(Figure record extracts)
--- Start ---
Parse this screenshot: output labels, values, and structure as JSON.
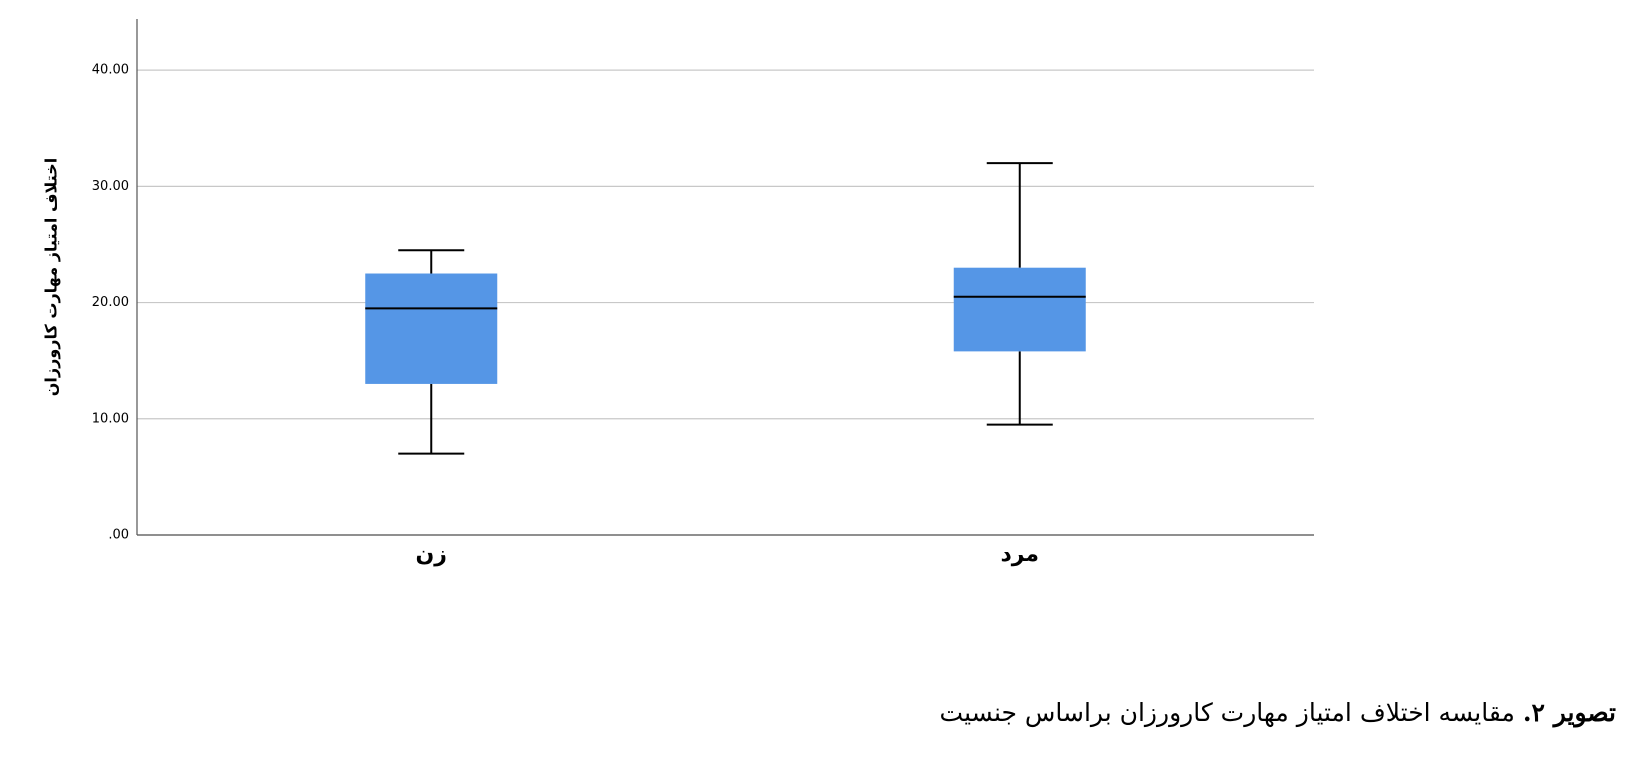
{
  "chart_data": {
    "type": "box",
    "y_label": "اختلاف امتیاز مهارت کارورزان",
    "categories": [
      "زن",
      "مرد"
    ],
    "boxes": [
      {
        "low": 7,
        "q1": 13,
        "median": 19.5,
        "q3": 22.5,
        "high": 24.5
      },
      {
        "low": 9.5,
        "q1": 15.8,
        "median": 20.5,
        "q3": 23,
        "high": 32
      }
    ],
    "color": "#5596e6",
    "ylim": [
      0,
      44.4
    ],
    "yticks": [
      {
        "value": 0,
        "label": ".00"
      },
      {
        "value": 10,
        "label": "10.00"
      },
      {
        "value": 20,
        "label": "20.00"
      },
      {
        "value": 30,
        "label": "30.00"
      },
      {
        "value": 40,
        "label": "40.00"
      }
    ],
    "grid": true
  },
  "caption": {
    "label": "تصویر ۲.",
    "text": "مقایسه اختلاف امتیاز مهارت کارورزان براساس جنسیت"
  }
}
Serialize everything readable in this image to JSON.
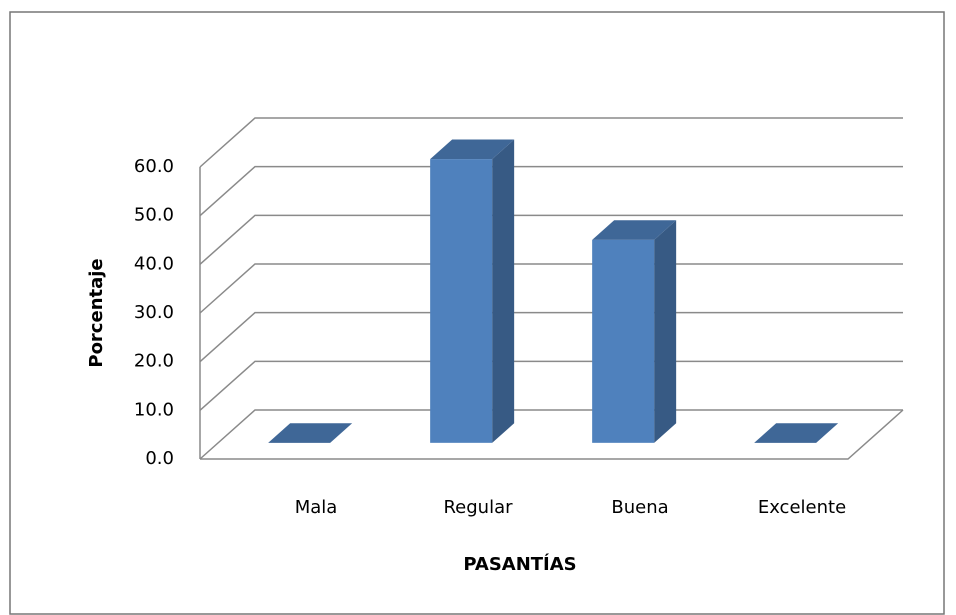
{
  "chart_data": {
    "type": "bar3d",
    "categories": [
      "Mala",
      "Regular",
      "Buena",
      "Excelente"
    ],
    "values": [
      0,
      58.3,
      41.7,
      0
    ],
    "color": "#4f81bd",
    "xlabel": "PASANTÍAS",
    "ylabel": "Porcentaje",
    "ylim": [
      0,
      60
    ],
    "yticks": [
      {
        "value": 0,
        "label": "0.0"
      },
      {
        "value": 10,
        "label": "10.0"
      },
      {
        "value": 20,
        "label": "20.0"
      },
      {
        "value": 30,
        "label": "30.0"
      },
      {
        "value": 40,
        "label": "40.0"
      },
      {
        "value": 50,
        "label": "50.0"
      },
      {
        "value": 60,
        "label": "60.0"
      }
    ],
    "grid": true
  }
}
--- End ---
**Your objective:**
Repeat the lines from the line containing "Serialize everything readable" through the end of the material above exactly, with no pictures and nothing else.

**Result of this task:**
Serialize everything readable in this image to JSON.
{
  "chart_data": {
    "type": "bar3d",
    "categories": [
      "Mala",
      "Regular",
      "Buena",
      "Excelente"
    ],
    "values": [
      0,
      58.3,
      41.7,
      0
    ],
    "color": "#4f81bd",
    "xlabel": "PASANTÍAS",
    "ylabel": "Porcentaje",
    "ylim": [
      0,
      60
    ],
    "yticks": [
      {
        "value": 0,
        "label": "0.0"
      },
      {
        "value": 10,
        "label": "10.0"
      },
      {
        "value": 20,
        "label": "20.0"
      },
      {
        "value": 30,
        "label": "30.0"
      },
      {
        "value": 40,
        "label": "40.0"
      },
      {
        "value": 50,
        "label": "50.0"
      },
      {
        "value": 60,
        "label": "60.0"
      }
    ],
    "grid": true
  }
}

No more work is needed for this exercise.